■ DATA SECTION

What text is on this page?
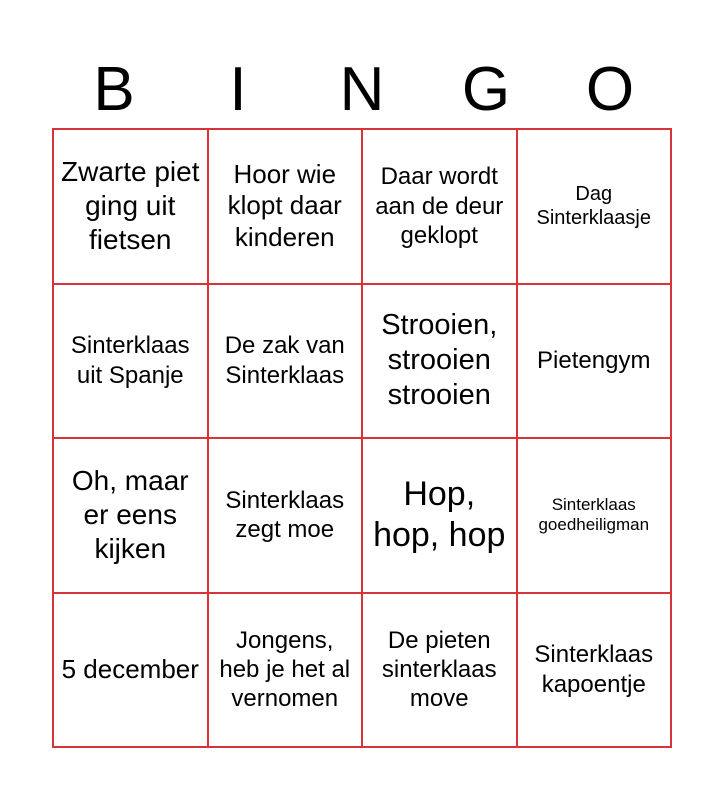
B	I	N	G	O
Zwarte piet ging uit fietsen
Hoor wie klopt daar kinderen
Daar wordt aan de deur geklopt
Dag Sinterklaasje
Sinterklaas uit Spanje
De zak van Sinterklaas
Strooien, strooien strooien
Pietengym
Oh, maar er eens kijken
Sinterklaas zegt moe
Hop, hop, hop
Sinterklaas goedheiligman
5 december
Jongens, heb je het al vernomen
De pieten sinterklaas move
Sinterklaas kapoentje
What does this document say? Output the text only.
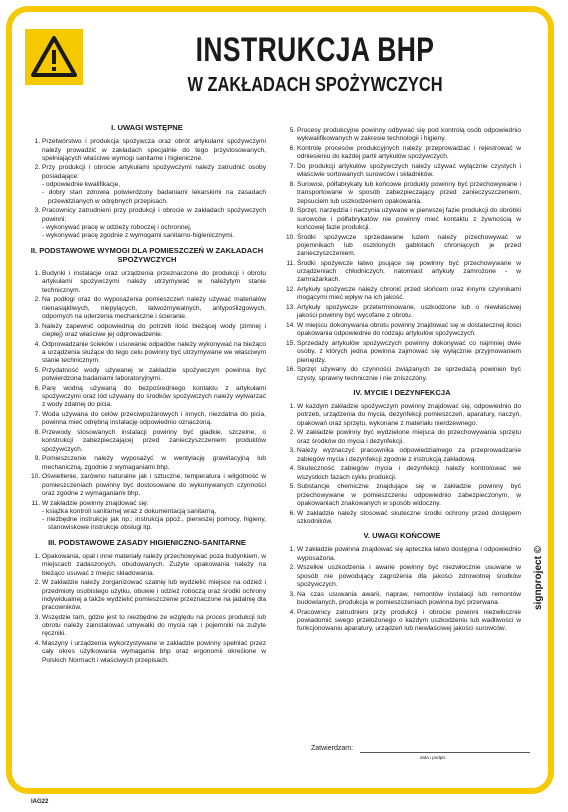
INSTRUKCJA BHP
W ZAKŁADACH SPOŻYWCZYCH
I. UWAGI WSTĘPNE
1. Przetwórstwo i produkcja spożywcza oraz obrót artykułami spożywczymi należy prowadzić w zakładach specjalnie do tego przystosowanych, spełniających właściwe wymogi sanitarne i higieniczne.
2. Przy produkcji i obrocie artykułami spożywczymi należy zatrudnić osoby posiadające:
- odpowiednie kwalifikacje,
- dobry stan zdrowia potwierdzony badaniami lekarskimi na zasadach przewidzianych w odrębnych przepisach.
3. Pracownicy zatrudnieni przy produkcji i obrocie w zakładach spożywczych powinni:
- wykonywać pracę w odzieży roboczej i ochronnej,
- wykonywać pracę zgodnie z wymogami sanitarno-higienicznymi.
II. PODSTAWOWE WYMOGI DLA POMIESZCZEŃ W ZAKŁADACH SPOŻYWCZYCH
1. Budynki i instalacje oraz urządzenia przeznaczone do produkcji i obrotu artykułami spożywczymi należy utrzymywać w należytym stanie technicznym.
2. Na podłogi oraz do wyposażenia pomieszczeń należy używać materiałów nienasiąkliwych, niepylących, łatwozmywalnych, antypoślizgowych, odpornych na uderzenia mechaniczne i ścieranie.
3. Należy zapewnić odpowiednią do potrzeb ilość bieżącej wody (zimnej i ciepłej) oraz właściwe jej odprowadzenie.
4. Odprowadzanie ścieków i usuwanie odpadów należy wykonywać na bieżąco a urządzenia służące do tego celu powinny być utrzymywane we właściwym stanie technicznym.
5. Przydatność wody używanej w zakładzie spożywczym powinna być potwierdzona badaniami laboratoryjnymi.
6. Parę wodną używaną do bezpośredniego kontaktu z artykułami spożywczymi oraz lód używany do środków spożywczych należy wytwarzać z wody zdatnej do picia.
7. Woda używana do celów przeciwpożarowych i innych, niezdatna do picia, powinna mieć odrębną instalację odpowiednio oznaczoną.
8. Przewody stosowanych instalacji powinny być gładkie, szczelne, o konstrukcji zabezpieczającej przed zanieczyszczeniem produktów spożywczych.
9. Pomieszczenie należy wyposażyć w wentylację grawitacyjną lub mechaniczną, zgodnie z wymaganiami bhp.
10. Oświetlenie, zarówno naturalne jak i sztuczne, temperatura i wilgotność w pomieszczeniach powinny być dostosowane do wykonywanych czynności oraz zgodne z wymaganiami bhp.
11. W zakładzie powinny znajdować się:
- książka kontroli sanitarnej wraz z dokumentacją sanitarną,
- niezbędne instrukcje jak np.: instrukcja ppoż., pierwszej pomocy, higieny, stanowiskowe instrukcje obsługi itp.
III. PODSTAWOWE ZASADY HIGIENICZNO-SANITARNE
1. Opakowania, opał i inne materiały należy przechowywać poza budynkiem, w miejscach zadaszonych, obudowanych. Zużyte opakowania należy na bieżąco usuwać z miejsc składowania.
2. W zakładzie należy zorganizować szatnię lub wydzielić miejsce na odzież i przedmioty osobistego użytku, obuwie i odzież roboczą oraz środki ochrony indywidualnej a także wydzielić pomieszczenie przeznaczone na jadalnię dla pracowników.
3. Wszędzie tam, gdzie jest to niezbędne ze względu na proces produkcji lub obrotu należy zainstalować umywalki do mycia rąk i pojemniki na zużyte ręczniki.
4. Maszyny i urządzenia wykorzystywane w zakładzie powinny spełniać przez cały okres użytkowania wymagania bhp oraz ergonomii określone w Polskich Normach i właściwych przepisach.
5. Procesy produkcyjne powinny odbywać się pod kontrolą osób odpowiednio wykwalifikowanych w zakresie technologii i higieny.
6. Kontrolę procesów produkcyjnych należy przeprowadzać i rejestrować w odniesieniu do każdej partii artykułów spożywczych.
7. Do produkcji artykułów spożywczych należy używać wyłącznie czystych i właściwie sortowanych surowców i składników.
8. Surowce, półfabrykaty lub końcowe produkty powinny być przechowywane i transportowane w sposób zabezpieczający przed zanieczyszczeniem, zepsuciem lub uszkodzeniem opakowania.
9. Sprzęt, narzędzia i naczynia używane w pierwszej fazie produkcji do obróbki surowców i półfabrykatów nie powinny mieć kontaktu z żywnością w końcowej fazie produkcji.
10. Środki spożywcze sprzedawane luzem należy przechowywać w pojemnikach lub oszklonych gablotach chroniących je przed zanieczyszczeniem.
11. Środki spożywcze łatwo psujące się powinny być przechowywane w urządzeniach chłodniczych, natomiast artykuły zamrożone - w zamrażarkach.
12. Artykuły spożywcze należy chronić przed słońcem oraz innymi czynnikami mogącymi mieć wpływ na ich jakość.
13. Artykuły spożywcze przeterminowane, uszkodzone lub o niewłaściwej jakości powinny być wycofane z obrotu.
14. W miejscu dokonywania obrotu powinny znajdować się w dostatecznej ilości opakowania odpowiednie do rodzaju artykułów spożywczych.
15. Sprzedaży artykułów spożywczych powinny dokonywać co najmniej dwie osoby, z których jedna powinna zajmować się wyłącznie przyjmowaniem pieniędzy.
16. Sprzęt używany do czynności związanych ze sprzedażą powinien być czysty, sprawny technicznie i nie zniszczony.
IV. MYCIE I DEZYNFEKCJA
1. W każdym zakładzie spożywczym powinny znajdować się, odpowiednio do potrzeb, urządzenia do mycia, dezynfekcji pomieszczeń, aparatury, naczyń, opakowań oraz sprzętu, wykonane z materiału nierdzewnego.
2. W zakładzie powinny być wydzielone miejsca do przechowywania sprzętu oraz środków do mycia i dezynfekcji.
3. Należy wyznaczyć pracownika odpowiedzialnego za przeprowadzanie zabiegów mycia i dezynfekcji zgodnie z instrukcją zakładową.
4. Skuteczność zabiegów mycia i dezynfekcji należy kontrolować we wszystkich fazach cyklu produkcji.
5. Substancje chemiczne znajdujące się w zakładzie powinny być przechowywane w pomieszczeniu odpowiednio zabezpieczonym, w opakowaniach znakowanych w sposób widoczny.
6. W zakładzie należy stosować skuteczne środki ochrony przed dostępem szkodników.
V. UWAGI KOŃCOWE
1. W zakładzie powinna znajdować się apteczka łatwo dostępna i odpowiednio wyposażona.
2. Wszelkie uszkodzenia i awarie powinny być niezwłocznie usuwane w sposób nie powodujący zagrożenia dla jakości zdrowotnej środków spożywczych.
3. Na czas usuwania awarii, napraw, remontów instalacji lub remontów budowlanych, produkcja w pomieszczeniach powinna być przerwana.
4. Pracownicy zatrudnieni przy produkcji i obrocie powinni niezwłocznie powiadomić swego przełożonego o każdym uszkodzeniu lub wadliwości w funkcjonowaniu aparatury, urządzeń lub niewłaściwej jakości surowców.
Zatwierdzam:
data i podpis
signproject ©
IAG22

■ PROBLEM
Transcribe the full listing character for character. Pictures are excluded.

■ THE RESPONSE
What text is on this page?
B	I	N	G	O
Zwarte piet ging uit fietsen
Hoor wie klopt daar kinderen
Daar wordt aan de deur geklopt
Dag Sinterklaasje
Sinterklaas uit Spanje
De zak van Sinterklaas
Strooien, strooien strooien
Pietengym
Oh, maar er eens kijken
Sinterklaas zegt moe
Hop, hop, hop
Sinterklaas goedheiligman
5 december
Jongens, heb je het al vernomen
De pieten sinterklaas move
Sinterklaas kapoentje
What does this document say? Output the text only.
INSTRUKCJA BHP
W ZAKŁADACH SPOŻYWCZYCH
I. UWAGI WSTĘPNE
1. Przetwórstwo i produkcja spożywcza oraz obrót artykułami spożywczymi należy prowadzić w zakładach specjalnie do tego przystosowanych, spełniających właściwe wymogi sanitarne i higieniczne.
2. Przy produkcji i obrocie artykułami spożywczymi należy zatrudnić osoby posiadające:
- odpowiednie kwalifikacje,
- dobry stan zdrowia potwierdzony badaniami lekarskimi na zasadach przewidzianych w odrębnych przepisach.
3. Pracownicy zatrudnieni przy produkcji i obrocie w zakładach spożywczych powinni:
- wykonywać pracę w odzieży roboczej i ochronnej,
- wykonywać pracę zgodnie z wymogami sanitarno-higienicznymi.
II. PODSTAWOWE WYMOGI DLA POMIESZCZEŃ W ZAKŁADACH SPOŻYWCZYCH
1. Budynki i instalacje oraz urządzenia przeznaczone do produkcji i obrotu artykułami spożywczymi należy utrzymywać w należytym stanie technicznym.
2. Na podłogi oraz do wyposażenia pomieszczeń należy używać materiałów nienasiąkliwych, niepylących, łatwozmywalnych, antypoślizgowych, odpornych na uderzenia mechaniczne i ścieranie.
3. Należy zapewnić odpowiednią do potrzeb ilość bieżącej wody (zimnej i ciepłej) oraz właściwe jej odprowadzenie.
4. Odprowadzanie ścieków i usuwanie odpadów należy wykonywać na bieżąco a urządzenia służące do tego celu powinny być utrzymywane we właściwym stanie technicznym.
5. Przydatność wody używanej w zakładzie spożywczym powinna być potwierdzona badaniami laboratoryjnymi.
6. Parę wodną używaną do bezpośredniego kontaktu z artykułami spożywczymi oraz lód używany do środków spożywczych należy wytwarzać z wody zdatnej do picia.
7. Woda używana do celów przeciwpożarowych i innych, niezdatna do picia, powinna mieć odrębną instalację odpowiednio oznaczoną.
8. Przewody stosowanych instalacji powinny być gładkie, szczelne, o konstrukcji zabezpieczającej przed zanieczyszczeniem produktów spożywczych.
9. Pomieszczenie należy wyposażyć w wentylację grawitacyjną lub mechaniczną, zgodnie z wymaganiami bhp.
10. Oświetlenie, zarówno naturalne jak i sztuczne, temperatura i wilgotność w pomieszczeniach powinny być dostosowane do wykonywanych czynności oraz zgodne z wymaganiami bhp.
11. W zakładzie powinny znajdować się:
- książka kontroli sanitarnej wraz z dokumentacją sanitarną,
- niezbędne instrukcje jak np.: instrukcja ppoż., pierwszej pomocy, higieny, stanowiskowe instrukcje obsługi itp.
III. PODSTAWOWE ZASADY HIGIENICZNO-SANITARNE
1. Opakowania, opał i inne materiały należy przechowywać poza budynkiem, w miejscach zadaszonych, obudowanych. Zużyte opakowania należy na bieżąco usuwać z miejsc składowania.
2. W zakładzie należy zorganizować szatnię lub wydzielić miejsce na odzież i przedmioty osobistego użytku, obuwie i odzież roboczą oraz środki ochrony indywidualnej a także wydzielić pomieszczenie przeznaczone na jadalnię dla pracowników.
3. Wszędzie tam, gdzie jest to niezbędne ze względu na proces produkcji lub obrotu należy zainstalować umywalki do mycia rąk i pojemniki na zużyte ręczniki.
4. Maszyny i urządzenia wykorzystywane w zakładzie powinny spełniać przez cały okres użytkowania wymagania bhp oraz ergonomii określone w Polskich Normach i właściwych przepisach.
5. Procesy produkcyjne powinny odbywać się pod kontrolą osób odpowiednio wykwalifikowanych w zakresie technologii i higieny.
6. Kontrolę procesów produkcyjnych należy przeprowadzać i rejestrować w odniesieniu do każdej partii artykułów spożywczych.
7. Do produkcji artykułów spożywczych należy używać wyłącznie czystych i właściwie sortowanych surowców i składników.
8. Surowce, półfabrykaty lub końcowe produkty powinny być przechowywane i transportowane w sposób zabezpieczający przed zanieczyszczeniem, zepsuciem lub uszkodzeniem opakowania.
9. Sprzęt, narzędzia i naczynia używane w pierwszej fazie produkcji do obróbki surowców i półfabrykatów nie powinny mieć kontaktu z żywnością w końcowej fazie produkcji.
10. Środki spożywcze sprzedawane luzem należy przechowywać w pojemnikach lub oszklonych gablotach chroniących je przed zanieczyszczeniem.
11. Środki spożywcze łatwo psujące się powinny być przechowywane w urządzeniach chłodniczych, natomiast artykuły zamrożone - w zamrażarkach.
12. Artykuły spożywcze należy chronić przed słońcem oraz innymi czynnikami mogącymi mieć wpływ na ich jakość.
13. Artykuły spożywcze przeterminowane, uszkodzone lub o niewłaściwej jakości powinny być wycofane z obrotu.
14. W miejscu dokonywania obrotu powinny znajdować się w dostatecznej ilości opakowania odpowiednie do rodzaju artykułów spożywczych.
15. Sprzedaży artykułów spożywczych powinny dokonywać co najmniej dwie osoby, z których jedna powinna zajmować się wyłącznie przyjmowaniem pieniędzy.
16. Sprzęt używany do czynności związanych ze sprzedażą powinien być czysty, sprawny technicznie i nie zniszczony.
IV. MYCIE I DEZYNFEKCJA
1. W każdym zakładzie spożywczym powinny znajdować się, odpowiednio do potrzeb, urządzenia do mycia, dezynfekcji pomieszczeń, aparatury, naczyń, opakowań oraz sprzętu, wykonane z materiału nierdzewnego.
2. W zakładzie powinny być wydzielone miejsca do przechowywania sprzętu oraz środków do mycia i dezynfekcji.
3. Należy wyznaczyć pracownika odpowiedzialnego za przeprowadzanie zabiegów mycia i dezynfekcji zgodnie z instrukcją zakładową.
4. Skuteczność zabiegów mycia i dezynfekcji należy kontrolować we wszystkich fazach cyklu produkcji.
5. Substancje chemiczne znajdujące się w zakładzie powinny być przechowywane w pomieszczeniu odpowiednio zabezpieczonym, w opakowaniach znakowanych w sposób widoczny.
6. W zakładzie należy stosować skuteczne środki ochrony przed dostępem szkodników.
V. UWAGI KOŃCOWE
1. W zakładzie powinna znajdować się apteczka łatwo dostępna i odpowiednio wyposażona.
2. Wszelkie uszkodzenia i awarie powinny być niezwłocznie usuwane w sposób nie powodujący zagrożenia dla jakości zdrowotnej środków spożywczych.
3. Na czas usuwania awarii, napraw, remontów instalacji lub remontów budowlanych, produkcja w pomieszczeniach powinna być przerwana.
4. Pracownicy zatrudnieni przy produkcji i obrocie powinni niezwłocznie powiadomić swego przełożonego o każdym uszkodzeniu lub wadliwości w funkcjonowaniu aparatury, urządzeń lub niewłaściwej jakości surowców.
Zatwierdzam:
data i podpis
signproject ©
IAG22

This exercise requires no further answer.